* _TASK BRIEF_: Report, word for word, every line of the material that contains "país".

# MATERIAL SUPPLIED start

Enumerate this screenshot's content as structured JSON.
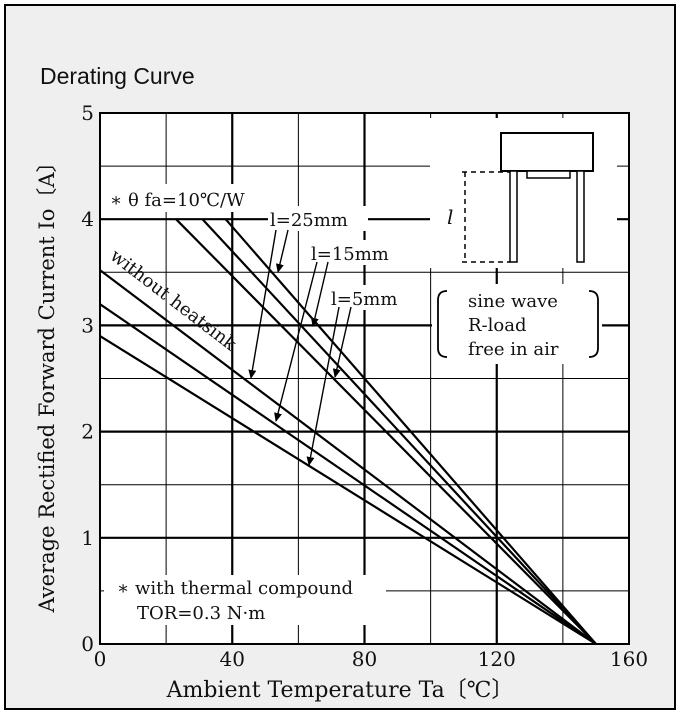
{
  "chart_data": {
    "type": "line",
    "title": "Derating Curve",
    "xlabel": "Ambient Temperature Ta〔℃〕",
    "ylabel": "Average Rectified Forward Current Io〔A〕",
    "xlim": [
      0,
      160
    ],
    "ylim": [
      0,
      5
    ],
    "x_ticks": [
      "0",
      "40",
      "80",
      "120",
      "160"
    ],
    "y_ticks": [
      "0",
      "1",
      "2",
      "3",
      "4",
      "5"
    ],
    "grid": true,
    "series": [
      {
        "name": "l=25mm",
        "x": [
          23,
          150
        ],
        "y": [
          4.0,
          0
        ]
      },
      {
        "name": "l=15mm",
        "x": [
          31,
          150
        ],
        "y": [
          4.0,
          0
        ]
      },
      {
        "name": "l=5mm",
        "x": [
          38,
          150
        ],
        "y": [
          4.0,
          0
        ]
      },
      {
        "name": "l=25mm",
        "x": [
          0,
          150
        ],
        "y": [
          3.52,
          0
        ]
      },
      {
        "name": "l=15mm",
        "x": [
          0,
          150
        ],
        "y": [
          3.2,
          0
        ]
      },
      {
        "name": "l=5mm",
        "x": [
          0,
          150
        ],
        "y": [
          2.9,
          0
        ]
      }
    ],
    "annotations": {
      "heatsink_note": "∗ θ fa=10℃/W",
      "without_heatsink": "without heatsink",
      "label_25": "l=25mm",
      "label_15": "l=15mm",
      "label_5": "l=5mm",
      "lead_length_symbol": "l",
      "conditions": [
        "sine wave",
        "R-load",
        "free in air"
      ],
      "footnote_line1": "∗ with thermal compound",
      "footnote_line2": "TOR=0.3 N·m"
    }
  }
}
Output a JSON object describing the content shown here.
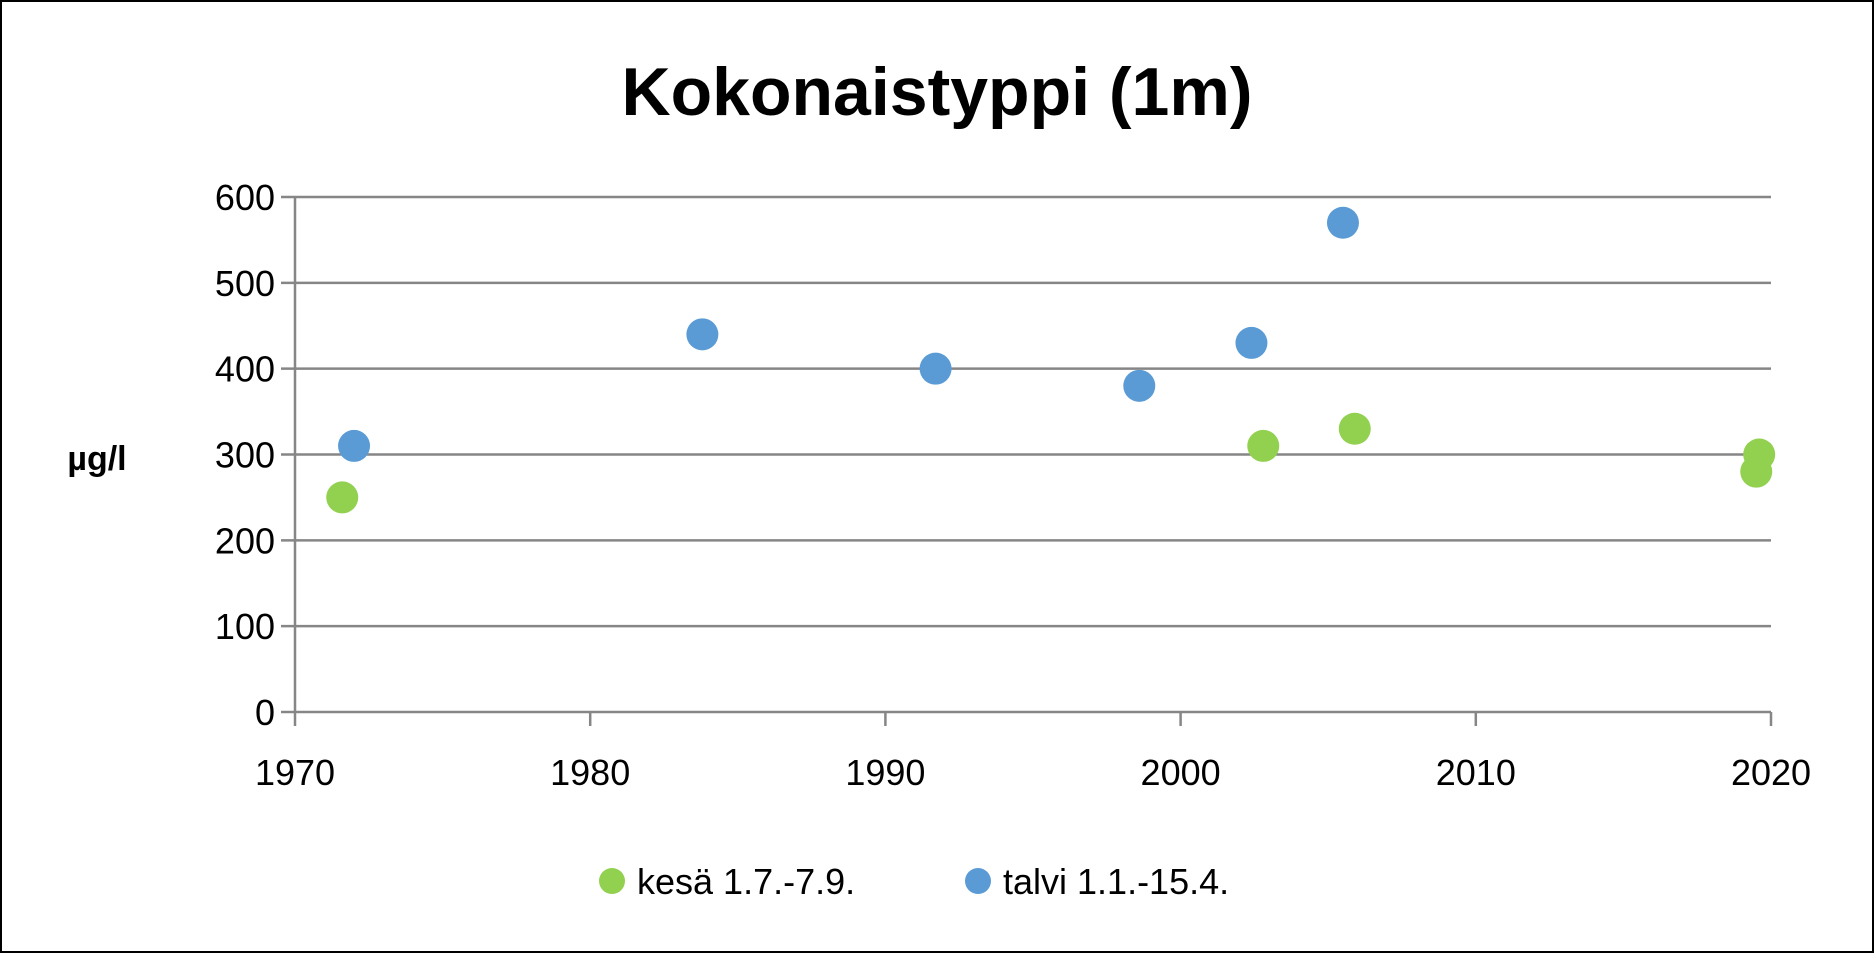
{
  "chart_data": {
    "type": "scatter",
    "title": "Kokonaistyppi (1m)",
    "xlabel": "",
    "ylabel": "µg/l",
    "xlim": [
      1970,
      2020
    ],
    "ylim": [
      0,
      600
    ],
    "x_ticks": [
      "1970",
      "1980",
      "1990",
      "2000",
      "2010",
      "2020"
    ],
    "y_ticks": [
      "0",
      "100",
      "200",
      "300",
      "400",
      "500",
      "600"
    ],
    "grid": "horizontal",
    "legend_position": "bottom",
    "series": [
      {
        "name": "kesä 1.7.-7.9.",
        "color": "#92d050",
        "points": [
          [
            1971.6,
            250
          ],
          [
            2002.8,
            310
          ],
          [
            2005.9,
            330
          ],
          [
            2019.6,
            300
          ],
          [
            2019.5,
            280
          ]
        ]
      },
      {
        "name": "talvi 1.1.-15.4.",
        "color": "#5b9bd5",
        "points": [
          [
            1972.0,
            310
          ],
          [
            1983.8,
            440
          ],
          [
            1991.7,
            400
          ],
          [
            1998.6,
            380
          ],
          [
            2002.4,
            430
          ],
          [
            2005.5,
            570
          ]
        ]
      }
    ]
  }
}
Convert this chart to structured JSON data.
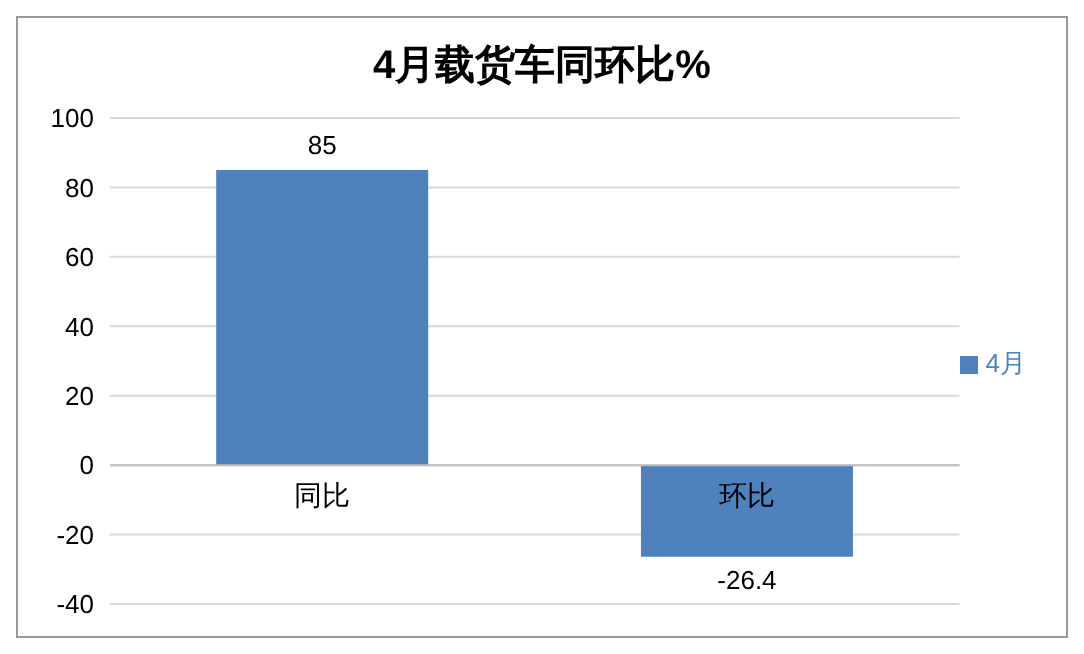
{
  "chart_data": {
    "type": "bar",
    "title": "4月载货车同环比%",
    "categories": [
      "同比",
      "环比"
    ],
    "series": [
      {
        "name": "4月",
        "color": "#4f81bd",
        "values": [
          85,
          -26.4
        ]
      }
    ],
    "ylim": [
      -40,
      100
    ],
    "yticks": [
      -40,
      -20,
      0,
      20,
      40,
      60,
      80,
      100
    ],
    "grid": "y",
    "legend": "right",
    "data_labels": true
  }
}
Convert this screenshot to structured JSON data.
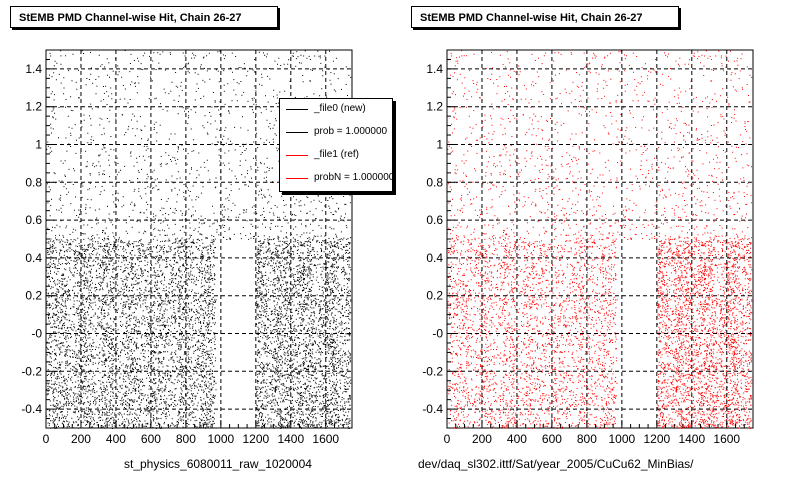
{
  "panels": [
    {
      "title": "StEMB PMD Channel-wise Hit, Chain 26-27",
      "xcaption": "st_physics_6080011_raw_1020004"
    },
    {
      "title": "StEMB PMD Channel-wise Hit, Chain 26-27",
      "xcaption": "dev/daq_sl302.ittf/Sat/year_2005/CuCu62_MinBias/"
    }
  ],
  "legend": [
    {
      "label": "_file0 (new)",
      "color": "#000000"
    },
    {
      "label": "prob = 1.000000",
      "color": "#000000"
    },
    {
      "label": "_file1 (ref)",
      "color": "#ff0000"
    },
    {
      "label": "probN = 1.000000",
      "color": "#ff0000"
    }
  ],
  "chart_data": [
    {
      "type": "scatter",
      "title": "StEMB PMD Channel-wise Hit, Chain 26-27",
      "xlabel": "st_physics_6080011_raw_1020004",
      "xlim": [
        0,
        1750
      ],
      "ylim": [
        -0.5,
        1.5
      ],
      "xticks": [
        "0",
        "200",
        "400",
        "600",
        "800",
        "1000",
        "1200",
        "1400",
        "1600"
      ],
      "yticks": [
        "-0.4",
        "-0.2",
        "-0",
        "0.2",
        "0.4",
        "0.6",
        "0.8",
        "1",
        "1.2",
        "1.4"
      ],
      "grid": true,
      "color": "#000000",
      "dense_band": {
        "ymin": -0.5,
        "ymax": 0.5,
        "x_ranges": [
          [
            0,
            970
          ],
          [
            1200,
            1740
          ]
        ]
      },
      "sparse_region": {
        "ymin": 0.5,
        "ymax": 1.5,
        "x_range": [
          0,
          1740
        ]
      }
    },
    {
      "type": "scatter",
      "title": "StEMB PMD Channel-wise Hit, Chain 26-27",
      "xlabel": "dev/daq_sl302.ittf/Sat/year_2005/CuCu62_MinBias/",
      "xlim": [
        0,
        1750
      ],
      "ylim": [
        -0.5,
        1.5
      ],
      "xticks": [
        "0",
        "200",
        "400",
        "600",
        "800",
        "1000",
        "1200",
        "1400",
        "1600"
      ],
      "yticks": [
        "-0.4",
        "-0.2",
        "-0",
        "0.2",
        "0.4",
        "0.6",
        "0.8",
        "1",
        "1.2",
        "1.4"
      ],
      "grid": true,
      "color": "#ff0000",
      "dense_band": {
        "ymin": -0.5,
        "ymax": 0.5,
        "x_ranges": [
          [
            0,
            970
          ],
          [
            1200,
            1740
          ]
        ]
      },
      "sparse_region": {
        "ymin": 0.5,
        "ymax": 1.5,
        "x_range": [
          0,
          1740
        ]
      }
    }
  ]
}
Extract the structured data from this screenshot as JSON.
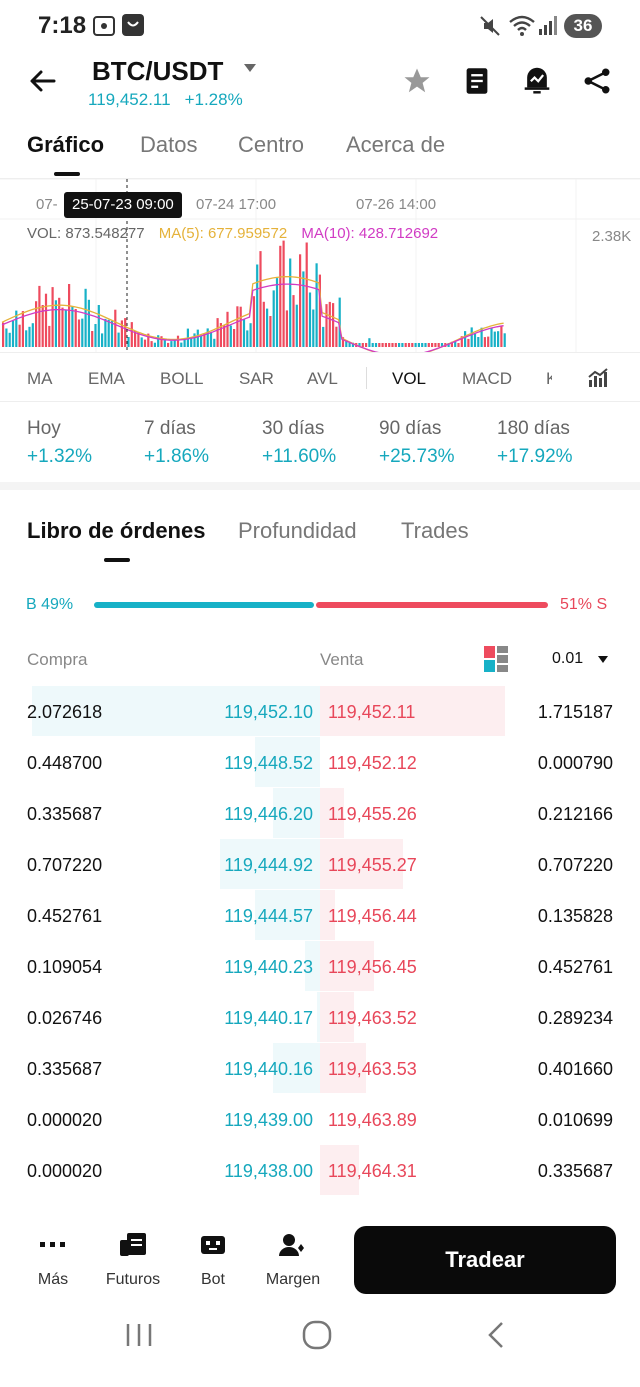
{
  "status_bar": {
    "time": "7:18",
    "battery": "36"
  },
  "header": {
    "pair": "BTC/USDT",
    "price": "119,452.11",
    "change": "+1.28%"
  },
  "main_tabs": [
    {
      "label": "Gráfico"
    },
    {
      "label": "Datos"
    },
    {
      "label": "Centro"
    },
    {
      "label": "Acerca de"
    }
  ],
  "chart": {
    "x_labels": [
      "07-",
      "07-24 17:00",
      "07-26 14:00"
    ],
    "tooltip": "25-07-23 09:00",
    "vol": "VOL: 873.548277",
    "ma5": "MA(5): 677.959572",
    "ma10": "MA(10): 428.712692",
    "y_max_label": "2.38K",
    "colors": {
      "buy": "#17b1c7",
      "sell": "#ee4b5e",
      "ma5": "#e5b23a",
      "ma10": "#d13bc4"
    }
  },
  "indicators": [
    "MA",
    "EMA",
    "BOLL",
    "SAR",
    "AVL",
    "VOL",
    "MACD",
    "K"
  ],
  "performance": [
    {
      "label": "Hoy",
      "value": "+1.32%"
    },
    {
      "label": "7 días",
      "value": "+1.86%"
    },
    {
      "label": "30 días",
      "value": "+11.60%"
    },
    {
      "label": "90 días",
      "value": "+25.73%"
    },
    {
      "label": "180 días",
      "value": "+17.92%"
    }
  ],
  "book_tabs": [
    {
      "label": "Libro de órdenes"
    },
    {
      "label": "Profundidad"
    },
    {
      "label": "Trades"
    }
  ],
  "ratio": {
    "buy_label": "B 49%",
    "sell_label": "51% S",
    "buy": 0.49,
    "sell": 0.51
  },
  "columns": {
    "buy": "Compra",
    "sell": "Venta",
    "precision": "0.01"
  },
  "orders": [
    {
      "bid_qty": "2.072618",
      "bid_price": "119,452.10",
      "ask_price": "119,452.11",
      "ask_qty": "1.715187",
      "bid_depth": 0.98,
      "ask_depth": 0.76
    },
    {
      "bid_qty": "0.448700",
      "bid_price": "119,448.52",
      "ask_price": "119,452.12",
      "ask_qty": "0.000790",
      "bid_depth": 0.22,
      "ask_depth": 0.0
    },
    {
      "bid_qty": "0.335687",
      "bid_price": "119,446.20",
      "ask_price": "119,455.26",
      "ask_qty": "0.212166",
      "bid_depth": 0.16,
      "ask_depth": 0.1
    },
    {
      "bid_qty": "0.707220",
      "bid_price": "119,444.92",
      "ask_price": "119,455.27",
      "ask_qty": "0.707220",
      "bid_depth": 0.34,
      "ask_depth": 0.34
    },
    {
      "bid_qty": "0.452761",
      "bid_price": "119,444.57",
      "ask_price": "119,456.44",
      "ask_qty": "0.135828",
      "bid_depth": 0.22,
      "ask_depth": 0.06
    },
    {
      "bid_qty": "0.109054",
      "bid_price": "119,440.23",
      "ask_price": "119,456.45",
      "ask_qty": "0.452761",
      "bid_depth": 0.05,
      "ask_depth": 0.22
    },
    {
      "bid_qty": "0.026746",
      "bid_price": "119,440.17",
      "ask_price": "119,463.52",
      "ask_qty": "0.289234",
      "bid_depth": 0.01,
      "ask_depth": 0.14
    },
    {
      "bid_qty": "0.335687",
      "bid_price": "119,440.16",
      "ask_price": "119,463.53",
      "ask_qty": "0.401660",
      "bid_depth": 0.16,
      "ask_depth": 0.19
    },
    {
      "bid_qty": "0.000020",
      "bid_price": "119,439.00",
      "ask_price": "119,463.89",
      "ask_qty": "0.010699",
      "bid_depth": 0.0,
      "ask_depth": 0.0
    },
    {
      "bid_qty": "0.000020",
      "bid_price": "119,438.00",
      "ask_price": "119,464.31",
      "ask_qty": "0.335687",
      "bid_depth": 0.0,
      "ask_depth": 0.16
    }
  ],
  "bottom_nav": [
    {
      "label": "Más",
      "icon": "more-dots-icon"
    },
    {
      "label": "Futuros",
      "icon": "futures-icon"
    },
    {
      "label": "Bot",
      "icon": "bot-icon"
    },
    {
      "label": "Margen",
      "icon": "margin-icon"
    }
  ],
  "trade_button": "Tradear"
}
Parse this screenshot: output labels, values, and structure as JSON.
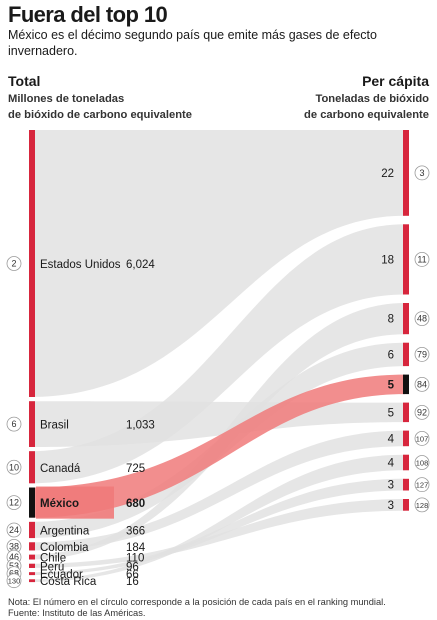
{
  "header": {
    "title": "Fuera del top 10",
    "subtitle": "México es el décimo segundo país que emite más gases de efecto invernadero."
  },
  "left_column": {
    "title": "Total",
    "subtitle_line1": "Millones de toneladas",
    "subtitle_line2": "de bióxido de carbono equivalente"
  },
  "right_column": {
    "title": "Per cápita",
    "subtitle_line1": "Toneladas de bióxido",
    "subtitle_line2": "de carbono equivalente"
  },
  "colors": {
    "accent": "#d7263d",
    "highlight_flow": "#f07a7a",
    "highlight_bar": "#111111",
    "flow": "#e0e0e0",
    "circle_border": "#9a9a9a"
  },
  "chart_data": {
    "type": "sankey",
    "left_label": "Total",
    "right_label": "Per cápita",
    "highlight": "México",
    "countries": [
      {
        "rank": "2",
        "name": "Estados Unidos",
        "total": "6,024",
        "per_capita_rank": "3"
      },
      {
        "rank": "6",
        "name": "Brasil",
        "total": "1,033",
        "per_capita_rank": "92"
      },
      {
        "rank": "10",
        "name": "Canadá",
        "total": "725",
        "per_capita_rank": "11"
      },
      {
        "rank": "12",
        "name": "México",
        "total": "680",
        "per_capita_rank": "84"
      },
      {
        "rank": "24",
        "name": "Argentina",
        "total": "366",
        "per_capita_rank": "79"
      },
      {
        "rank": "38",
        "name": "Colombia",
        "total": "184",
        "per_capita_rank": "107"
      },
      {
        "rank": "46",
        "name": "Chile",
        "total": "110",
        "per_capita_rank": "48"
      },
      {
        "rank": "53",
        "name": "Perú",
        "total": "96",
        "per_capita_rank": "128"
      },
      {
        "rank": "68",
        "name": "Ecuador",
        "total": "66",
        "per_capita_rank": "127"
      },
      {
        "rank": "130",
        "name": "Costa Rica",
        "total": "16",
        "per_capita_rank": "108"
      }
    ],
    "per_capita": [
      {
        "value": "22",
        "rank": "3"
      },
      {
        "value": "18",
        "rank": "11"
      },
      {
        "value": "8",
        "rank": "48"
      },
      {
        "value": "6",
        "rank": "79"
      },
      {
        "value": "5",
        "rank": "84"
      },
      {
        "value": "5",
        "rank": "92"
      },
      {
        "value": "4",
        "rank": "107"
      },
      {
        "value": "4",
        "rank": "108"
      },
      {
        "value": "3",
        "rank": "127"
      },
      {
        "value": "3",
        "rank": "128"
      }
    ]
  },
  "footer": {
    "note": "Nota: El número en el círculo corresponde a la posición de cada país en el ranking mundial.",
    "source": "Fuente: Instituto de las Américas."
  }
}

# MATERIAL SUPPLIED end

* _FINAL ANSWER_:
    "subtitle": "México es el décimo segundo país que emite más gases de efecto invernadero."
    "note": "Nota: El número en el círculo corresponde a la posición de cada país en el ranking mundial.",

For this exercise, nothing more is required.